WHAT TO WORK ON: Rewrite the lines of every entry below as a single numbered list, omitting any blank lines.

RECORDS SHOWN:

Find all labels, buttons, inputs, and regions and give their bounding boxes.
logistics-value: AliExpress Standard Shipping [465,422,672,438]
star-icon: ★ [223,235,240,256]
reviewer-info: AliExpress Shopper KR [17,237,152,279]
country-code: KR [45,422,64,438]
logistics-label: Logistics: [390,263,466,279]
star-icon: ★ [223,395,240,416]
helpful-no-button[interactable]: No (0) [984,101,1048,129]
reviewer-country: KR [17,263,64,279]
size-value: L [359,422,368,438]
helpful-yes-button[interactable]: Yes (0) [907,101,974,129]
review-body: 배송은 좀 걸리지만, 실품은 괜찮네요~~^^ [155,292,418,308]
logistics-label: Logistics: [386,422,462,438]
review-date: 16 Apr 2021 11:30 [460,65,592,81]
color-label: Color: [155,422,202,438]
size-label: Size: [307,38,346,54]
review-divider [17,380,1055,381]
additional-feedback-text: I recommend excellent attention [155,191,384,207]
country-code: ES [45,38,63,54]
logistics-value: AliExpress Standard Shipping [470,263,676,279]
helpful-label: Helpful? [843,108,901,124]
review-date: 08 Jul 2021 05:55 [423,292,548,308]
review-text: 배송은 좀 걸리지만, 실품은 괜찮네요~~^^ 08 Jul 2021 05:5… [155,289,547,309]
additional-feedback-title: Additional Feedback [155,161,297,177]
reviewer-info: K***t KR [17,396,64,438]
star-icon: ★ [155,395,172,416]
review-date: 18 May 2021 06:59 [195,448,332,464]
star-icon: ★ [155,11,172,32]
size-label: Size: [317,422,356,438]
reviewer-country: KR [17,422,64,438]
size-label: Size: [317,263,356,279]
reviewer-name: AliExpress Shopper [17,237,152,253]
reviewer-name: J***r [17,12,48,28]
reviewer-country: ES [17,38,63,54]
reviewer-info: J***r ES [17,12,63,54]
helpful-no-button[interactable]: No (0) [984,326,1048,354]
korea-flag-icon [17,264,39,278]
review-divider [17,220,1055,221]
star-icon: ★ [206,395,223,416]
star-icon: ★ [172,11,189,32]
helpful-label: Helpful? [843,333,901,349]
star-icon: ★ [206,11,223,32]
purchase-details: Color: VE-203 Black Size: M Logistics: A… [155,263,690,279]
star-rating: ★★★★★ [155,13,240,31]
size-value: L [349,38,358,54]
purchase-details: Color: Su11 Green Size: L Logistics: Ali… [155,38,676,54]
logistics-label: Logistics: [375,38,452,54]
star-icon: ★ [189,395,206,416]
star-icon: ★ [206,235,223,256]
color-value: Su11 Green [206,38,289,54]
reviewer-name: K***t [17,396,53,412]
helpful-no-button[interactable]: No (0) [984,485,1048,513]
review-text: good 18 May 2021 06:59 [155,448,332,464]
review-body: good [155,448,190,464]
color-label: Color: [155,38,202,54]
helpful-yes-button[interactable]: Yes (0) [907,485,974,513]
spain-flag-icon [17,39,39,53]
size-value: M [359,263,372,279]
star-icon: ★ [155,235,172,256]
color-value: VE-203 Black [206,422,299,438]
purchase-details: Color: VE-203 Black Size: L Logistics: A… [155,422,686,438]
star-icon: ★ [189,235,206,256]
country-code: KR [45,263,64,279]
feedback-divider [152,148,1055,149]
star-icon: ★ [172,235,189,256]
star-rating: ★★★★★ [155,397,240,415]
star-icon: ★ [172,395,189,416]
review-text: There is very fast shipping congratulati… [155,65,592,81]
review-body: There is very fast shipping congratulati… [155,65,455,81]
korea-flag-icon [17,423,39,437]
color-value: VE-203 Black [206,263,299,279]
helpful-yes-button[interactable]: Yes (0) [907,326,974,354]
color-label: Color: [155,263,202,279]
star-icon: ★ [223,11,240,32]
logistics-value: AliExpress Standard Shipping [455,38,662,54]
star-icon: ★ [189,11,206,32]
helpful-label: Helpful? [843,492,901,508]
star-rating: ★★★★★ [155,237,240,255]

RESPONSE TO THIS EXERCISE:
1. Find all labels, buttons, inputs, and regions and give their bounding boxes.
2. logistics-value: AliExpress Standard Shipping [465,422,672,438]
3. star-icon: ★ [223,235,240,256]
4. reviewer-info: AliExpress Shopper KR [17,237,152,279]
5. country-code: KR [45,422,64,438]
6. logistics-label: Logistics: [390,263,466,279]
7. star-icon: ★ [223,395,240,416]
8. helpful-no-button[interactable]: No (0) [984,101,1048,129]
9. reviewer-country: KR [17,263,64,279]
10. size-value: L [359,422,368,438]
11. helpful-yes-button[interactable]: Yes (0) [907,101,974,129]
12. review-body: 배송은 좀 걸리지만, 실품은 괜찮네요~~^^ [155,292,418,308]
13. logistics-label: Logistics: [386,422,462,438]
14. review-date: 16 Apr 2021 11:30 [460,65,592,81]
15. color-label: Color: [155,422,202,438]
16. size-label: Size: [307,38,346,54]
17. review-divider [17,380,1055,381]
18. additional-feedback-text: I recommend excellent attention [155,191,384,207]
19. country-code: ES [45,38,63,54]
20. logistics-value: AliExpress Standard Shipping [470,263,676,279]
21. helpful-label: Helpful? [843,108,901,124]
22. review-date: 08 Jul 2021 05:55 [423,292,548,308]
23. review-text: 배송은 좀 걸리지만, 실품은 괜찮네요~~^^ 08 Jul 2021 05:5… [155,289,547,309]
24. additional-feedback-title: Additional Feedback [155,161,297,177]
25. reviewer-info: K***t KR [17,396,64,438]
26. star-icon: ★ [155,395,172,416]
27. review-date: 18 May 2021 06:59 [195,448,332,464]
28. star-icon: ★ [155,11,172,32]
29. size-label: Size: [317,422,356,438]
30. reviewer-country: KR [17,422,64,438]
31. size-label: Size: [317,263,356,279]
32. reviewer-name: AliExpress Shopper [17,237,152,253]
33. reviewer-name: J***r [17,12,48,28]
34. reviewer-country: ES [17,38,63,54]
35. reviewer-info: J***r ES [17,12,63,54]
36. helpful-no-button[interactable]: No (0) [984,326,1048,354]
37. korea-flag-icon [17,264,39,278]
38. review-divider [17,220,1055,221]
39. star-icon: ★ [206,395,223,416]
40. star-icon: ★ [172,11,189,32]
41. helpful-label: Helpful? [843,333,901,349]
42. star-icon: ★ [206,11,223,32]
43. purchase-details: Color: VE-203 Black Size: M Logistics: A… [155,263,690,279]
44. star-rating: ★★★★★ [155,13,240,31]
45. size-value: L [349,38,358,54]
46. purchase-details: Color: Su11 Green Size: L Logistics: Ali… [155,38,676,54]
47. logistics-label: Logistics: [375,38,452,54]
48. star-icon: ★ [189,395,206,416]
49. star-icon: ★ [206,235,223,256]
50. color-value: Su11 Green [206,38,289,54]
51. reviewer-name: K***t [17,396,53,412]
52. helpful-no-button[interactable]: No (0) [984,485,1048,513]
53. review-text: good 18 May 2021 06:59 [155,448,332,464]
54. review-body: good [155,448,190,464]
55. color-label: Color: [155,38,202,54]
56. helpful-yes-button[interactable]: Yes (0) [907,485,974,513]
57. spain-flag-icon [17,39,39,53]
58. size-value: M [359,263,372,279]
59. star-icon: ★ [155,235,172,256]
60. color-value: VE-203 Black [206,422,299,438]
61. purchase-details: Color: VE-203 Black Size: L Logistics: A… [155,422,686,438]
62. star-icon: ★ [189,235,206,256]
63. country-code: KR [45,263,64,279]
64. feedback-divider [152,148,1055,149]
65. star-icon: ★ [172,235,189,256]
66. star-rating: ★★★★★ [155,397,240,415]
67. star-icon: ★ [172,395,189,416]
68. review-text: There is very fast shipping congratulati… [155,65,592,81]
69. review-body: There is very fast shipping congratulati… [155,65,455,81]
70. korea-flag-icon [17,423,39,437]
71. color-value: VE-203 Black [206,263,299,279]
72. helpful-yes-button[interactable]: Yes (0) [907,326,974,354]
73. color-label: Color: [155,263,202,279]
74. star-icon: ★ [223,11,240,32]
75. logistics-value: AliExpress Standard Shipping [455,38,662,54]
76. star-icon: ★ [189,11,206,32]
77. helpful-label: Helpful? [843,492,901,508]
78. star-rating: ★★★★★ [155,237,240,255]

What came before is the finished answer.